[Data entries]
%%
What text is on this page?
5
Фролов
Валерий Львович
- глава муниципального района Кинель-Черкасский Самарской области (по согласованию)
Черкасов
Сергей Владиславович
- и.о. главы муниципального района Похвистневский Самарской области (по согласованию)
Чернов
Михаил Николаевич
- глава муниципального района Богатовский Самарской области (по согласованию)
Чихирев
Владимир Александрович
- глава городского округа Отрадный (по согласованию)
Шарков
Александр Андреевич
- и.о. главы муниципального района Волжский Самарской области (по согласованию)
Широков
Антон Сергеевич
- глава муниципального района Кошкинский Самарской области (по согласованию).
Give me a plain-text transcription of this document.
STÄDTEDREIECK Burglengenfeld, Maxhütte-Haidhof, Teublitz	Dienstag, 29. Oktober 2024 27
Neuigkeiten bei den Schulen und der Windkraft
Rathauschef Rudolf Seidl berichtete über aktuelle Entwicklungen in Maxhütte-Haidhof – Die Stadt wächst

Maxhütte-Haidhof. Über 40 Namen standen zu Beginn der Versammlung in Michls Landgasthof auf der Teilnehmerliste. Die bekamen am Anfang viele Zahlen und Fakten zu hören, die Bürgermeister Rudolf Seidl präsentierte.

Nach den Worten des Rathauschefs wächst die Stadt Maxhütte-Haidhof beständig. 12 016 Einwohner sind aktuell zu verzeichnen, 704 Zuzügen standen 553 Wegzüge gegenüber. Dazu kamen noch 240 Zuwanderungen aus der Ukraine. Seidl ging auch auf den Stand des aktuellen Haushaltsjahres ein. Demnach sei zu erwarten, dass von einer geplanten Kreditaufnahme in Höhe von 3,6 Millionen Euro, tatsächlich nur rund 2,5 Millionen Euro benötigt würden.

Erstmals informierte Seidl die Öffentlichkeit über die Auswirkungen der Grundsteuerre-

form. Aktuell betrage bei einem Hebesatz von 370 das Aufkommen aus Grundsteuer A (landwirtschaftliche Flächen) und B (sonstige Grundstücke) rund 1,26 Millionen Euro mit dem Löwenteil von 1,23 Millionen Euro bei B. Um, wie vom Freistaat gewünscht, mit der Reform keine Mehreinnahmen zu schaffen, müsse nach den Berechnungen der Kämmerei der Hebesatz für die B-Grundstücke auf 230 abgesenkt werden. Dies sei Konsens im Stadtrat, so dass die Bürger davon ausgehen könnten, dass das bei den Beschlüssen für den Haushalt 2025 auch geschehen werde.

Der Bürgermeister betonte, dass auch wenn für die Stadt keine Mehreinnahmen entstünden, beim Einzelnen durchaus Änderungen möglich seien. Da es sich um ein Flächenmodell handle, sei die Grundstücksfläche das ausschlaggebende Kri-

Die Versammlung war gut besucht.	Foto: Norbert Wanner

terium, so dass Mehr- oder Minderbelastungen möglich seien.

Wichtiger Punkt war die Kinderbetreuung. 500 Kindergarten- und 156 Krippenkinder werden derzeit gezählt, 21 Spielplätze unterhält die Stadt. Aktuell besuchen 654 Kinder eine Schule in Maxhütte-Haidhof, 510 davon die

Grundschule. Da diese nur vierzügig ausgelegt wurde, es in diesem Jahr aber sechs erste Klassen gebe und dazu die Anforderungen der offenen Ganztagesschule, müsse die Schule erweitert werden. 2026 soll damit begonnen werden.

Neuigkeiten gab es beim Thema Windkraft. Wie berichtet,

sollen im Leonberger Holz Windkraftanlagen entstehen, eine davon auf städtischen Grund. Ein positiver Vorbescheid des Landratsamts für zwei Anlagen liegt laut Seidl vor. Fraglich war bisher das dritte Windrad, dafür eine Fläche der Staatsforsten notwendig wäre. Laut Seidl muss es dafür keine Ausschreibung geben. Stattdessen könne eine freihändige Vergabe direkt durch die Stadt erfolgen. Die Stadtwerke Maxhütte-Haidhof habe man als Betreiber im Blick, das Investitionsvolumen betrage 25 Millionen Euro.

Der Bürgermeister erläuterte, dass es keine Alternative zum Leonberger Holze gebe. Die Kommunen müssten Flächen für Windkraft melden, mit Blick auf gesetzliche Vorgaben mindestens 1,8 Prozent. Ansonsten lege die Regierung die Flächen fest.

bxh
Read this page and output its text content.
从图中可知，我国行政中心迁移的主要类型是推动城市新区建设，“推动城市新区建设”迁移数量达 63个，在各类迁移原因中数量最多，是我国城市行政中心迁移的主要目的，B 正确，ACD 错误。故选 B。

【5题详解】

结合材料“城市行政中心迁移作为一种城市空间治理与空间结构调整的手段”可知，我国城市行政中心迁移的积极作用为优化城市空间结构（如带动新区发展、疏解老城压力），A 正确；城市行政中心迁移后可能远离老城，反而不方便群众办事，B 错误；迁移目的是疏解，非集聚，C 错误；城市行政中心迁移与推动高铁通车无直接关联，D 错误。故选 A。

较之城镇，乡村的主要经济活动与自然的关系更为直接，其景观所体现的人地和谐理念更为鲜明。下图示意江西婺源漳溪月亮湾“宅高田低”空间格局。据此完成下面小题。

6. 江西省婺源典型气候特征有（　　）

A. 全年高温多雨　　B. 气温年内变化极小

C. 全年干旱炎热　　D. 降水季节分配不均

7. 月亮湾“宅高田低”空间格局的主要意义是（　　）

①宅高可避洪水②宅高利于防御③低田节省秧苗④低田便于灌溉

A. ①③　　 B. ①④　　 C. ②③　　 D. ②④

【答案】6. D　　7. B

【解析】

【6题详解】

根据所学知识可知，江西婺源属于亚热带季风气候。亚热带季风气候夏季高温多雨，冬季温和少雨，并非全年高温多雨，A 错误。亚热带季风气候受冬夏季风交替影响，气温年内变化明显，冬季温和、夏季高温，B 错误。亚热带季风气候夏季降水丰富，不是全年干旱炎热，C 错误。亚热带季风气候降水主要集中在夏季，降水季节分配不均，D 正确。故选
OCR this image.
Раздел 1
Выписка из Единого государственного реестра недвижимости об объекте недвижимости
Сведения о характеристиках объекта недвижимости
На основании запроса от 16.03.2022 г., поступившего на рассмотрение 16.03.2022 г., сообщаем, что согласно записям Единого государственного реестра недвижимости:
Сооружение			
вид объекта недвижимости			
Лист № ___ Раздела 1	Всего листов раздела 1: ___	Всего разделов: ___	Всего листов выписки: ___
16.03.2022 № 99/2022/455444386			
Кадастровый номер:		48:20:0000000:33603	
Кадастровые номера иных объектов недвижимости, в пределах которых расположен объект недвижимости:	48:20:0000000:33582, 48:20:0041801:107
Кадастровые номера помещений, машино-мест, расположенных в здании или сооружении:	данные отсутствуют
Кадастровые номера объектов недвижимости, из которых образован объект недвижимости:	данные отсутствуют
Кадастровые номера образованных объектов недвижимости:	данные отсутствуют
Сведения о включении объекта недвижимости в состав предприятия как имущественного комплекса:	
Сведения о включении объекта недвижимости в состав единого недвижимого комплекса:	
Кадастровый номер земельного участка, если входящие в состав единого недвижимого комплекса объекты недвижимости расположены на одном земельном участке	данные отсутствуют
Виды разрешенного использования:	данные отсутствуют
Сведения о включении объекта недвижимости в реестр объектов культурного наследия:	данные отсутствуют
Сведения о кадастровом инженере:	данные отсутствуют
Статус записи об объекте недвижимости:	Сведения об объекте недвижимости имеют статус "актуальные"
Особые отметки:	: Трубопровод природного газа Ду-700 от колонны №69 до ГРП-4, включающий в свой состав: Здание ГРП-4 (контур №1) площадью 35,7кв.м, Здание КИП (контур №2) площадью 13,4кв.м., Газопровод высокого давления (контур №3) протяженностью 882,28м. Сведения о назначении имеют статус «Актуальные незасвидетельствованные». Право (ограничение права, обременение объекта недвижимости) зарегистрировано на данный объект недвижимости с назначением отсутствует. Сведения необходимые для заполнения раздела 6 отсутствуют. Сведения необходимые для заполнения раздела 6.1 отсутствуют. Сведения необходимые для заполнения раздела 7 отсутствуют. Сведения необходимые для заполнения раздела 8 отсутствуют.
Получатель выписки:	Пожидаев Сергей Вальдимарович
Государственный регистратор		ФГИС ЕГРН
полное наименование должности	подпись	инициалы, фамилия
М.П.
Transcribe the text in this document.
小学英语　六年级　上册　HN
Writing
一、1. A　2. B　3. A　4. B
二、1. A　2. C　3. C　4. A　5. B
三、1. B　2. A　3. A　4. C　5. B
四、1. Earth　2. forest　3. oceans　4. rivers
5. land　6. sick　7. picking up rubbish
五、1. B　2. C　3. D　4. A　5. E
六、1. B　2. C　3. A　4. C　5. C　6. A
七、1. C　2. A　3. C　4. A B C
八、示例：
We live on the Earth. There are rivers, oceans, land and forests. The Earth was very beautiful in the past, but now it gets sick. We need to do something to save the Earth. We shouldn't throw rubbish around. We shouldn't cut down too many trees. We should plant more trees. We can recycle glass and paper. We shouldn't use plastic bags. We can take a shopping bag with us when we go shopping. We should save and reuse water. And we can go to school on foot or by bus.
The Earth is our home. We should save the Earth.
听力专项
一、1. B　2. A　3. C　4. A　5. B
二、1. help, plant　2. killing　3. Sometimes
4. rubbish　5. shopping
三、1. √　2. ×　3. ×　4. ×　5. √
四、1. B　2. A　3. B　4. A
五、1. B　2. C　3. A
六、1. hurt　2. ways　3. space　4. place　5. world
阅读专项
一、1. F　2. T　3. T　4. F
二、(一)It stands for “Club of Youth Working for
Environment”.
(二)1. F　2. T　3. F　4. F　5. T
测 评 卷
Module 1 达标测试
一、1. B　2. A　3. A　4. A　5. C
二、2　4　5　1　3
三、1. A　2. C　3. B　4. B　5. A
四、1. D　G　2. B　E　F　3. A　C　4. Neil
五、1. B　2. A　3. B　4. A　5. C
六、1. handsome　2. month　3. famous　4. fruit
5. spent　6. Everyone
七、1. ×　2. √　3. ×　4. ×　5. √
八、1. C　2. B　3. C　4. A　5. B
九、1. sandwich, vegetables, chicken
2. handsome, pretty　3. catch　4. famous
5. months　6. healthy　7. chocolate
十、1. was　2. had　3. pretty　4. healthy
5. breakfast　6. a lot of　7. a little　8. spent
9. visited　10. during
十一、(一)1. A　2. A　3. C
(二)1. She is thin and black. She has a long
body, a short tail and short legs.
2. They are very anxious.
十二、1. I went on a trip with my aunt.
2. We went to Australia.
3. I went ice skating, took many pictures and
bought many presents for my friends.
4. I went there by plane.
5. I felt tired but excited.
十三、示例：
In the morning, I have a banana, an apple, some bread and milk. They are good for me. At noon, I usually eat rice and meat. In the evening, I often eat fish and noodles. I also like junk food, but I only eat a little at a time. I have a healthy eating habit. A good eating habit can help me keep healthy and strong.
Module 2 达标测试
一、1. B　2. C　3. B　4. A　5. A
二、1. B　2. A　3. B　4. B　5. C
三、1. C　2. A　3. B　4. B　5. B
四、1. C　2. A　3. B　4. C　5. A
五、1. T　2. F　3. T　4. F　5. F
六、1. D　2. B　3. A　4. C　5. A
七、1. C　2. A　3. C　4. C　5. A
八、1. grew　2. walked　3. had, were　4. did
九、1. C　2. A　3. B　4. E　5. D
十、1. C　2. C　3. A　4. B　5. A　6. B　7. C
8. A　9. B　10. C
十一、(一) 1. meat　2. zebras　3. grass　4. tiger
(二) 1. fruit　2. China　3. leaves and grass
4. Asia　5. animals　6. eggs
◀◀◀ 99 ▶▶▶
%%
WHAT THE TASK ASKS: Among the lines above, determine how many hold the word "famous"; report the figure alone.

OUTPUT FOR THIS EXERCISE: 2